━━━━━ RECORDED DATA ━━━━━

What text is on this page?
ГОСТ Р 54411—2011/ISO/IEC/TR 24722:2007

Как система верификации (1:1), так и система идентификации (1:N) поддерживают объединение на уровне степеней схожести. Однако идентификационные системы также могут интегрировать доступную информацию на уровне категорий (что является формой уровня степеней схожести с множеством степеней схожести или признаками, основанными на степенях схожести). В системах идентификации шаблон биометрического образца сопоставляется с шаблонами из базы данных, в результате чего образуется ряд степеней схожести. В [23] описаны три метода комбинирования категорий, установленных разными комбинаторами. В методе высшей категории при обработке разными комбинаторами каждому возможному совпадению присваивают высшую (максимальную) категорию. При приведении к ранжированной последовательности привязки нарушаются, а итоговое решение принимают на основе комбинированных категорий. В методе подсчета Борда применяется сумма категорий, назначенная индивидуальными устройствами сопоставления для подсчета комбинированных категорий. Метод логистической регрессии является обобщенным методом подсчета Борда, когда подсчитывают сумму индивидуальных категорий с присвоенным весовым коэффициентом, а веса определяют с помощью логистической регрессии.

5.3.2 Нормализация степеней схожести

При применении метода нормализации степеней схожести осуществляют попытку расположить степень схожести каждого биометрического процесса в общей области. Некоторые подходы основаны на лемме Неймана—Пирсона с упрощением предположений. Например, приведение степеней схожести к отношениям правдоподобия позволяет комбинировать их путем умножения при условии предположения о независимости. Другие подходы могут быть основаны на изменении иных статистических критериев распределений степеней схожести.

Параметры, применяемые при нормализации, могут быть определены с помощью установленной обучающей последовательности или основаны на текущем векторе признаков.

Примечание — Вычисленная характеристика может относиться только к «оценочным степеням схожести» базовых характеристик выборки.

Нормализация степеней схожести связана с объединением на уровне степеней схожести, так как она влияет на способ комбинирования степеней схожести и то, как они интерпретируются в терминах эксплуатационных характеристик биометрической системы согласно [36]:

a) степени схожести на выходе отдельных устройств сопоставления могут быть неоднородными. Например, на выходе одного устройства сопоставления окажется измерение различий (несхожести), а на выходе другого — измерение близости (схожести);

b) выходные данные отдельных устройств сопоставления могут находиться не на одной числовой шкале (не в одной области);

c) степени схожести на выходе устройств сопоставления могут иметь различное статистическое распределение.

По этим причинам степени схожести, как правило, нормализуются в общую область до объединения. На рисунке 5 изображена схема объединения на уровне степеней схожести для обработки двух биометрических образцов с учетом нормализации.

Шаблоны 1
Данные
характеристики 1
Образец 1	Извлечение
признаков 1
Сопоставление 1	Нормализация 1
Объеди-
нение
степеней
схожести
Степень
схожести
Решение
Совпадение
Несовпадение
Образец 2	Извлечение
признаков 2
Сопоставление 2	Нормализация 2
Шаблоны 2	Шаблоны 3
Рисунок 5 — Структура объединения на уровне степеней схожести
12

━━━━━

Repeat the records above exactly, leaving none out.

What text is on this page?
ГОСТ Р 54411—2011/ISO/IEC/TR 24722:2007

Как система верификации (1:1), так и система идентификации (1:N) поддерживают объединение на уровне степеней схожести. Однако идентификационные системы также могут интегрировать доступную информацию на уровне категорий (что является формой уровня степеней схожести с множеством степеней схожести или признаками, основанными на степенях схожести). В системах идентификации шаблон биометрического образца сопоставляется с шаблонами из базы данных, в результате чего образуется ряд степеней схожести. В [23] описаны три метода комбинирования категорий, установленных разными комбинаторами. В методе высшей категории при обработке разными комбинаторами каждому возможному совпадению присваивают высшую (максимальную) категорию. При приведении к ранжированной последовательности привязки нарушаются, а итоговое решение принимают на основе комбинированных категорий. В методе подсчета Борда применяется сумма категорий, назначенная индивидуальными устройствами сопоставления для подсчета комбинированных категорий. Метод логистической регрессии является обобщенным методом подсчета Борда, когда подсчитывают сумму индивидуальных категорий с присвоенным весовым коэффициентом, а веса определяют с помощью логистической регрессии.

5.3.2 Нормализация степеней схожести

При применении метода нормализации степеней схожести осуществляют попытку расположить степень схожести каждого биометрического процесса в общей области. Некоторые подходы основаны на лемме Неймана—Пирсона с упрощением предположений. Например, приведение степеней схожести к отношениям правдоподобия позволяет комбинировать их путем умножения при условии предположения о независимости. Другие подходы могут быть основаны на изменении иных статистических критериев распределений степеней схожести.

Параметры, применяемые при нормализации, могут быть определены с помощью установленной обучающей последовательности или основаны на текущем векторе признаков.

Примечание — Вычисленная характеристика может относиться только к «оценочным степеням схожести» базовых характеристик выборки.

Нормализация степеней схожести связана с объединением на уровне степеней схожести, так как она влияет на способ комбинирования степеней схожести и то, как они интерпретируются в терминах эксплуатационных характеристик биометрической системы согласно [36]:

a) степени схожести на выходе отдельных устройств сопоставления могут быть неоднородными. Например, на выходе одного устройства сопоставления окажется измерение различий (несхожести), а на выходе другого — измерение близости (схожести);

b) выходные данные отдельных устройств сопоставления могут находиться не на одной числовой шкале (не в одной области);

c) степени схожести на выходе устройств сопоставления могут иметь различное статистическое распределение.

По этим причинам степени схожести, как правило, нормализуются в общую область до объединения. На рисунке 5 изображена схема объединения на уровне степеней схожести для обработки двух биометрических образцов с учетом нормализации.

Шаблоны 1
Данные
характеристики 1
Образец 1	Извлечение
признаков 1
Сопоставление 1	Нормализация 1
Объеди-
нение
степеней
схожести
Степень
схожести
Решение
Совпадение
Несовпадение
Образец 2	Извлечение
признаков 2
Сопоставление 2	Нормализация 2
Шаблоны 2	Шаблоны 3
Рисунок 5 — Структура объединения на уровне степеней схожести
12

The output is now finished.